**Task:** Pull out every line from the listing that has the word "color".

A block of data
● ● ● ●
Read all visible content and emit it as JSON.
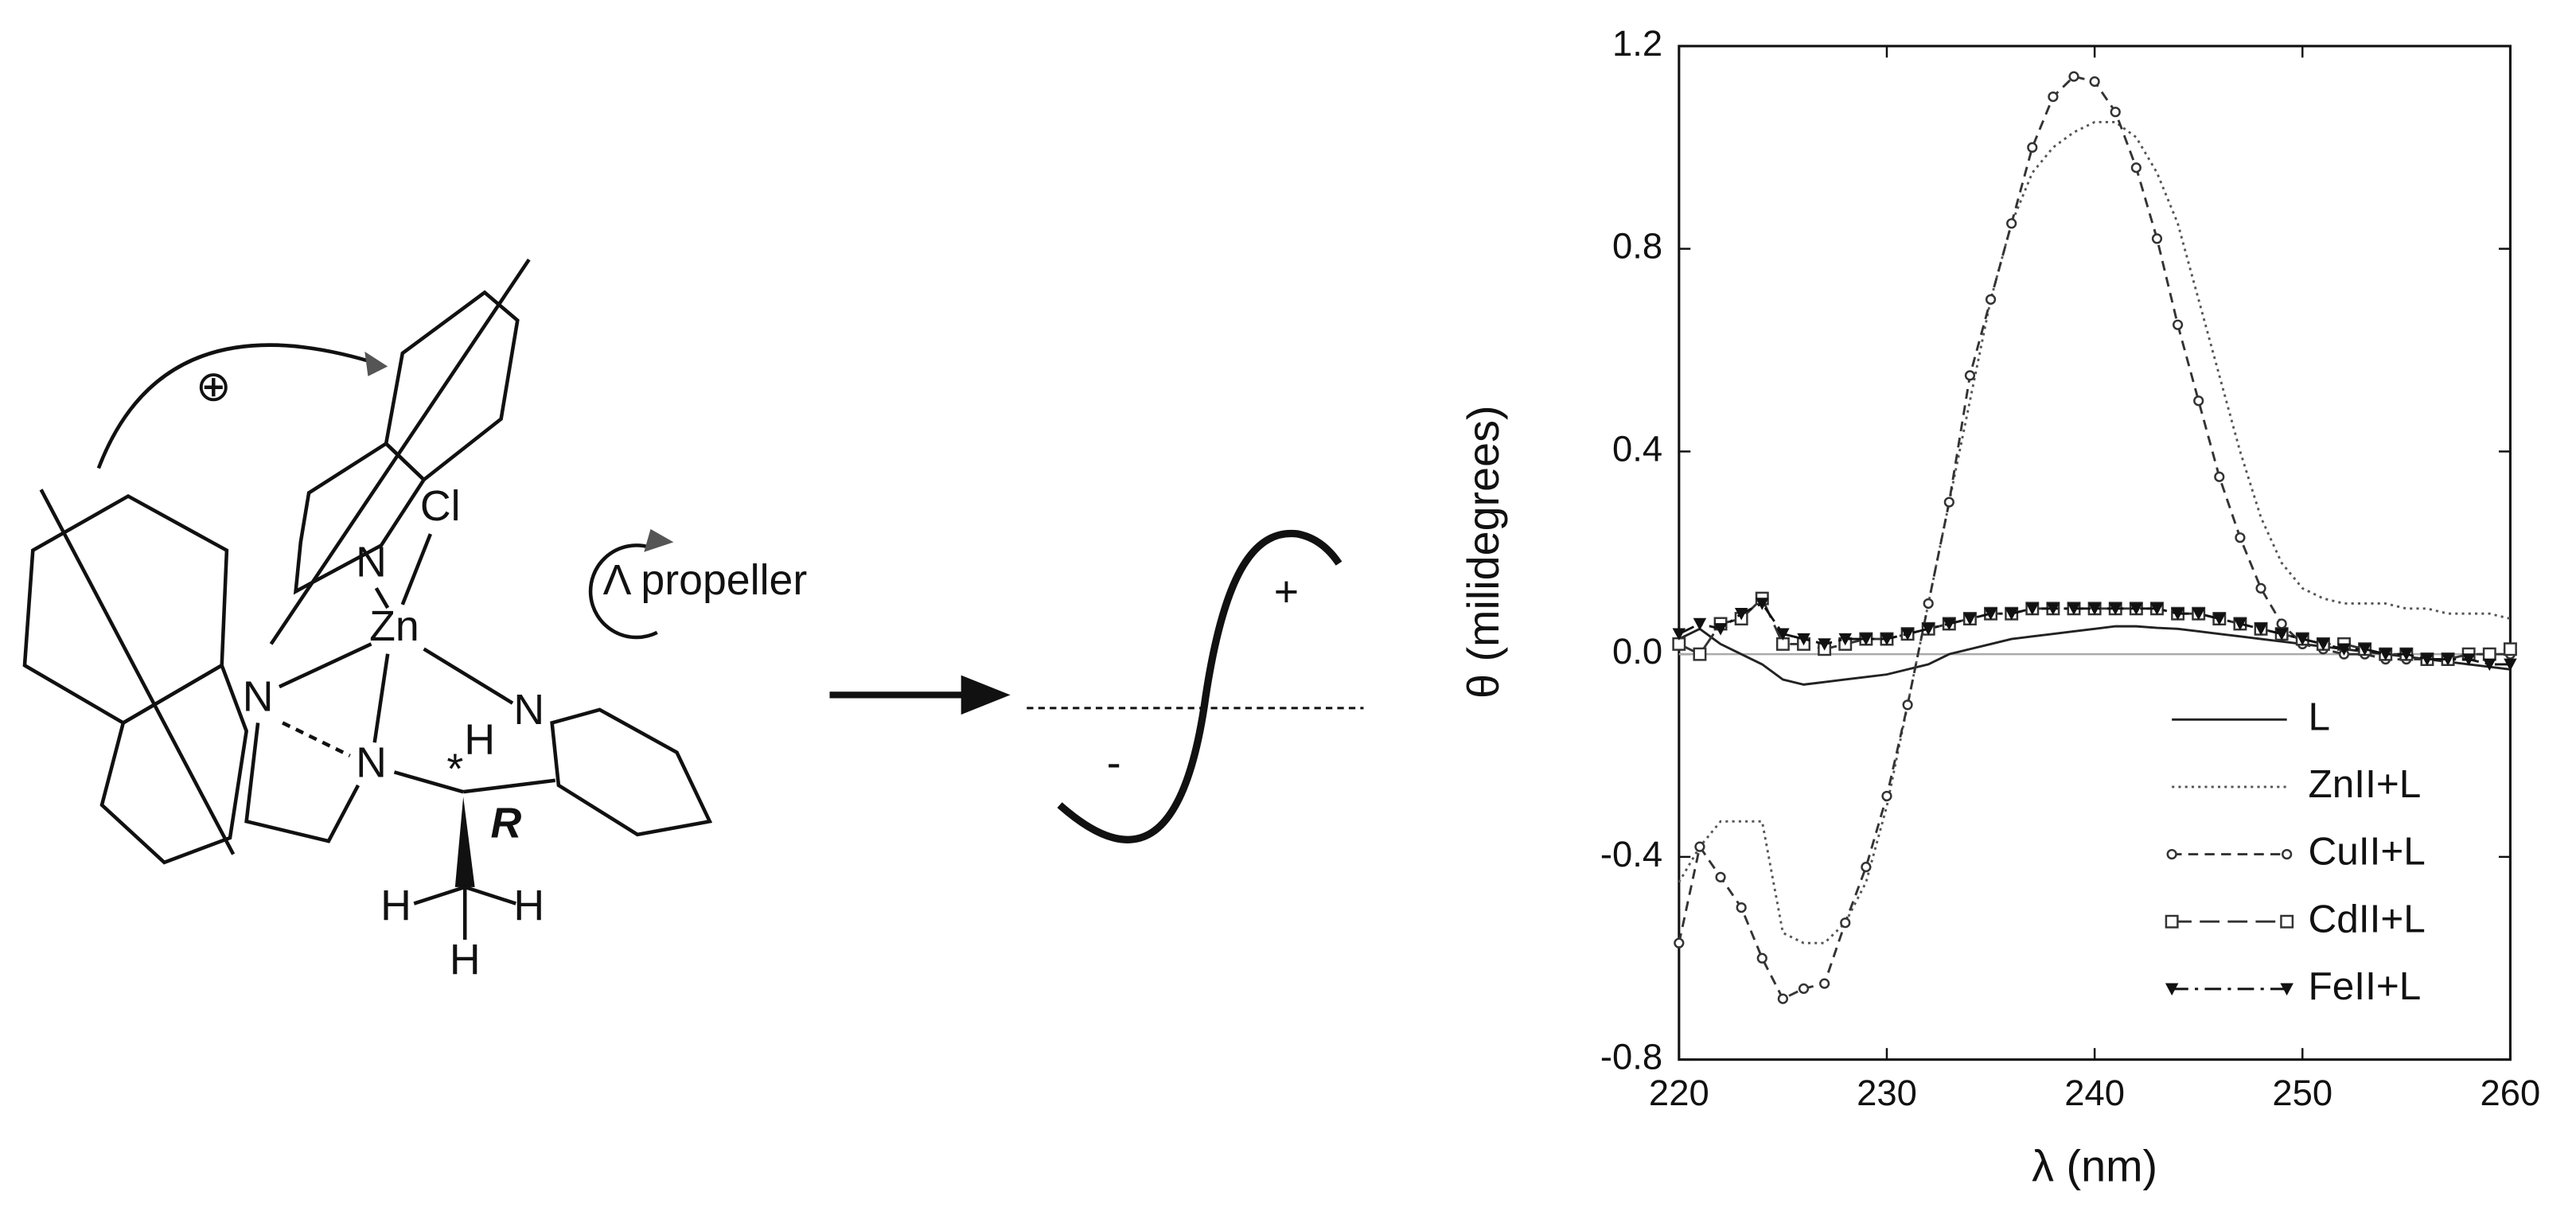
{
  "diagram": {
    "atoms": [
      "Cl",
      "N",
      "Zn",
      "N",
      "N",
      "H",
      "*",
      "N",
      "R",
      "H",
      "H",
      "H"
    ],
    "charge": "⊕",
    "label": "Λ propeller",
    "plus": "+",
    "minus": "-"
  },
  "chart_data": {
    "type": "line",
    "x_label": "λ (nm)",
    "y_label": "θ (milidegrees)",
    "x": [
      220,
      221,
      222,
      223,
      224,
      225,
      226,
      227,
      228,
      229,
      230,
      231,
      232,
      233,
      234,
      235,
      236,
      237,
      238,
      239,
      240,
      241,
      242,
      243,
      244,
      245,
      246,
      247,
      248,
      249,
      250,
      251,
      252,
      253,
      254,
      255,
      256,
      257,
      258,
      259,
      260
    ],
    "xlim": [
      220,
      260
    ],
    "xticks": [
      220,
      230,
      240,
      250,
      260
    ],
    "ylim": [
      -0.8,
      1.2
    ],
    "yticks": [
      1.2,
      0.8,
      0.4,
      {
        "value": 0,
        "label": "0.0"
      },
      -0.4,
      -0.8
    ],
    "series": [
      {
        "name": "L",
        "color": "#222",
        "style": "solid",
        "marker": "none",
        "values": [
          0.03,
          0.05,
          0.02,
          0.0,
          -0.02,
          -0.05,
          -0.06,
          -0.055,
          -0.05,
          -0.045,
          -0.04,
          -0.03,
          -0.02,
          0.0,
          0.01,
          0.02,
          0.03,
          0.035,
          0.04,
          0.045,
          0.05,
          0.055,
          0.055,
          0.052,
          0.05,
          0.045,
          0.04,
          0.035,
          0.03,
          0.025,
          0.02,
          0.015,
          0.01,
          0.005,
          0.0,
          -0.005,
          -0.01,
          -0.015,
          -0.02,
          -0.025,
          -0.03
        ]
      },
      {
        "name": "ZnII+L",
        "color": "#555",
        "style": "dotted",
        "marker": "none",
        "values": [
          -0.45,
          -0.38,
          -0.33,
          -0.33,
          -0.33,
          -0.55,
          -0.57,
          -0.57,
          -0.53,
          -0.45,
          -0.3,
          -0.1,
          0.1,
          0.3,
          0.5,
          0.7,
          0.85,
          0.95,
          1.0,
          1.03,
          1.05,
          1.05,
          1.02,
          0.95,
          0.85,
          0.7,
          0.55,
          0.4,
          0.27,
          0.18,
          0.13,
          0.11,
          0.1,
          0.1,
          0.1,
          0.09,
          0.09,
          0.08,
          0.08,
          0.08,
          0.07
        ]
      },
      {
        "name": "CuII+L",
        "color": "#333",
        "style": "short-dash",
        "marker": "dot",
        "values": [
          -0.57,
          -0.38,
          -0.44,
          -0.5,
          -0.6,
          -0.68,
          -0.66,
          -0.65,
          -0.53,
          -0.42,
          -0.28,
          -0.1,
          0.1,
          0.3,
          0.55,
          0.7,
          0.85,
          1.0,
          1.1,
          1.14,
          1.13,
          1.07,
          0.96,
          0.82,
          0.65,
          0.5,
          0.35,
          0.23,
          0.13,
          0.06,
          0.02,
          0.01,
          0.0,
          0.0,
          -0.01,
          -0.01,
          -0.01,
          -0.01,
          0.0,
          0.0,
          0.0
        ]
      },
      {
        "name": "CdII+L",
        "color": "#333",
        "style": "long-dash",
        "marker": "square",
        "values": [
          0.02,
          0.0,
          0.06,
          0.07,
          0.11,
          0.02,
          0.02,
          0.01,
          0.02,
          0.03,
          0.03,
          0.04,
          0.05,
          0.06,
          0.07,
          0.08,
          0.08,
          0.09,
          0.09,
          0.09,
          0.09,
          0.09,
          0.09,
          0.09,
          0.08,
          0.08,
          0.07,
          0.06,
          0.05,
          0.04,
          0.03,
          0.02,
          0.02,
          0.01,
          0.0,
          0.0,
          -0.01,
          -0.01,
          0.0,
          0.0,
          0.01
        ]
      },
      {
        "name": "FeII+L",
        "color": "#111",
        "style": "dash-dot",
        "marker": "triangle",
        "values": [
          0.04,
          0.06,
          0.05,
          0.08,
          0.1,
          0.04,
          0.03,
          0.02,
          0.03,
          0.03,
          0.03,
          0.04,
          0.05,
          0.06,
          0.07,
          0.08,
          0.08,
          0.09,
          0.09,
          0.09,
          0.09,
          0.09,
          0.09,
          0.09,
          0.08,
          0.08,
          0.07,
          0.06,
          0.05,
          0.04,
          0.03,
          0.02,
          0.01,
          0.01,
          0.0,
          0.0,
          -0.01,
          -0.01,
          -0.01,
          -0.02,
          -0.02
        ]
      }
    ],
    "legend": "lower-right",
    "grid": false
  }
}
● ● ● ●
**Answer to this problem:**
        "color": "#222",
        "color": "#555",
        "color": "#333",
        "color": "#333",
        "color": "#111",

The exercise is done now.